WRITTEN REQUEST:
Word for word, restate every line of the material.

(Figure dataset records)

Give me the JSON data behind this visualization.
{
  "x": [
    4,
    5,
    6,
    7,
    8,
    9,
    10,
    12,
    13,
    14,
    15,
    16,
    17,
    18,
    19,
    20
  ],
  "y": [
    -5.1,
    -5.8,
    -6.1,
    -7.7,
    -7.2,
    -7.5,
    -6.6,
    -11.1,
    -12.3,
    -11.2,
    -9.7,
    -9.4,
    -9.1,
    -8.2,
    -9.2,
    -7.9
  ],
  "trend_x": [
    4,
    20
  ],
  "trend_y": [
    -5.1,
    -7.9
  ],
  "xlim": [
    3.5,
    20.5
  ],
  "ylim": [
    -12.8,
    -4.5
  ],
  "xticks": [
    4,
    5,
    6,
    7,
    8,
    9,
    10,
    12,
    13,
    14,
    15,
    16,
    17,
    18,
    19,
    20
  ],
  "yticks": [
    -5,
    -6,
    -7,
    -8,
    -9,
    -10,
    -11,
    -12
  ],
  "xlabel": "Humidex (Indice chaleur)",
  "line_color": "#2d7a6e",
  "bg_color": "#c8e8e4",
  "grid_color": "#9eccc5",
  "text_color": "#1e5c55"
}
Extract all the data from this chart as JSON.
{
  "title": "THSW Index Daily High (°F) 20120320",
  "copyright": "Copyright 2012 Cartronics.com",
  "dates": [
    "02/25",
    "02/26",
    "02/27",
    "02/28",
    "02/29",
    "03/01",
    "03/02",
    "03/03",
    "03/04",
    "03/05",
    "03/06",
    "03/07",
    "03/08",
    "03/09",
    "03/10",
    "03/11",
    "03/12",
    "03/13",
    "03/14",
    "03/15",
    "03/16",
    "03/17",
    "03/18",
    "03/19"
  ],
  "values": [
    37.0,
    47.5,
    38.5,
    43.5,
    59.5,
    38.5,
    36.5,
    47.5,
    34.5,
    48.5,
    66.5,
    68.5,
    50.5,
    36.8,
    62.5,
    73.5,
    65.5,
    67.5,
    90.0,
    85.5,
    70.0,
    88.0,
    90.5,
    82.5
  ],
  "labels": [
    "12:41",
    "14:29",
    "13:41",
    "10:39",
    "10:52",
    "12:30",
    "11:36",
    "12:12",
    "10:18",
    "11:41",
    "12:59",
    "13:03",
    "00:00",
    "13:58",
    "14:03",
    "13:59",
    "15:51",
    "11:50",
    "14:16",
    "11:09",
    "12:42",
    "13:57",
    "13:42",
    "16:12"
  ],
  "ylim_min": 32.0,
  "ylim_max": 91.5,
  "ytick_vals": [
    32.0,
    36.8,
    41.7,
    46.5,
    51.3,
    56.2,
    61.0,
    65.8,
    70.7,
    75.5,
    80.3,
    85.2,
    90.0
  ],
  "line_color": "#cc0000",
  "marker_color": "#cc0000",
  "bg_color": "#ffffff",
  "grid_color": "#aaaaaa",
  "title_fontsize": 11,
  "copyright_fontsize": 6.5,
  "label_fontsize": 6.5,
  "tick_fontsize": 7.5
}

RESPONSE BELOW:
Give me the JSON data behind this visualization.
{
  "x": [
    4,
    5,
    6,
    7,
    8,
    9,
    10,
    12,
    13,
    14,
    15,
    16,
    17,
    18,
    19,
    20
  ],
  "y": [
    -5.1,
    -5.8,
    -6.1,
    -7.7,
    -7.2,
    -7.5,
    -6.6,
    -11.1,
    -12.3,
    -11.2,
    -9.7,
    -9.4,
    -9.1,
    -8.2,
    -9.2,
    -7.9
  ],
  "trend_x": [
    4,
    20
  ],
  "trend_y": [
    -5.1,
    -7.9
  ],
  "xlim": [
    3.5,
    20.5
  ],
  "ylim": [
    -12.8,
    -4.5
  ],
  "xticks": [
    4,
    5,
    6,
    7,
    8,
    9,
    10,
    12,
    13,
    14,
    15,
    16,
    17,
    18,
    19,
    20
  ],
  "yticks": [
    -5,
    -6,
    -7,
    -8,
    -9,
    -10,
    -11,
    -12
  ],
  "xlabel": "Humidex (Indice chaleur)",
  "line_color": "#2d7a6e",
  "bg_color": "#c8e8e4",
  "grid_color": "#9eccc5",
  "text_color": "#1e5c55"
}
Extract all the data from this chart as JSON.
{
  "title": "THSW Index Daily High (°F) 20120320",
  "copyright": "Copyright 2012 Cartronics.com",
  "dates": [
    "02/25",
    "02/26",
    "02/27",
    "02/28",
    "02/29",
    "03/01",
    "03/02",
    "03/03",
    "03/04",
    "03/05",
    "03/06",
    "03/07",
    "03/08",
    "03/09",
    "03/10",
    "03/11",
    "03/12",
    "03/13",
    "03/14",
    "03/15",
    "03/16",
    "03/17",
    "03/18",
    "03/19"
  ],
  "values": [
    37.0,
    47.5,
    38.5,
    43.5,
    59.5,
    38.5,
    36.5,
    47.5,
    34.5,
    48.5,
    66.5,
    68.5,
    50.5,
    36.8,
    62.5,
    73.5,
    65.5,
    67.5,
    90.0,
    85.5,
    70.0,
    88.0,
    90.5,
    82.5
  ],
  "labels": [
    "12:41",
    "14:29",
    "13:41",
    "10:39",
    "10:52",
    "12:30",
    "11:36",
    "12:12",
    "10:18",
    "11:41",
    "12:59",
    "13:03",
    "00:00",
    "13:58",
    "14:03",
    "13:59",
    "15:51",
    "11:50",
    "14:16",
    "11:09",
    "12:42",
    "13:57",
    "13:42",
    "16:12"
  ],
  "ylim_min": 32.0,
  "ylim_max": 91.5,
  "ytick_vals": [
    32.0,
    36.8,
    41.7,
    46.5,
    51.3,
    56.2,
    61.0,
    65.8,
    70.7,
    75.5,
    80.3,
    85.2,
    90.0
  ],
  "line_color": "#cc0000",
  "marker_color": "#cc0000",
  "bg_color": "#ffffff",
  "grid_color": "#aaaaaa",
  "title_fontsize": 11,
  "copyright_fontsize": 6.5,
  "label_fontsize": 6.5,
  "tick_fontsize": 7.5
}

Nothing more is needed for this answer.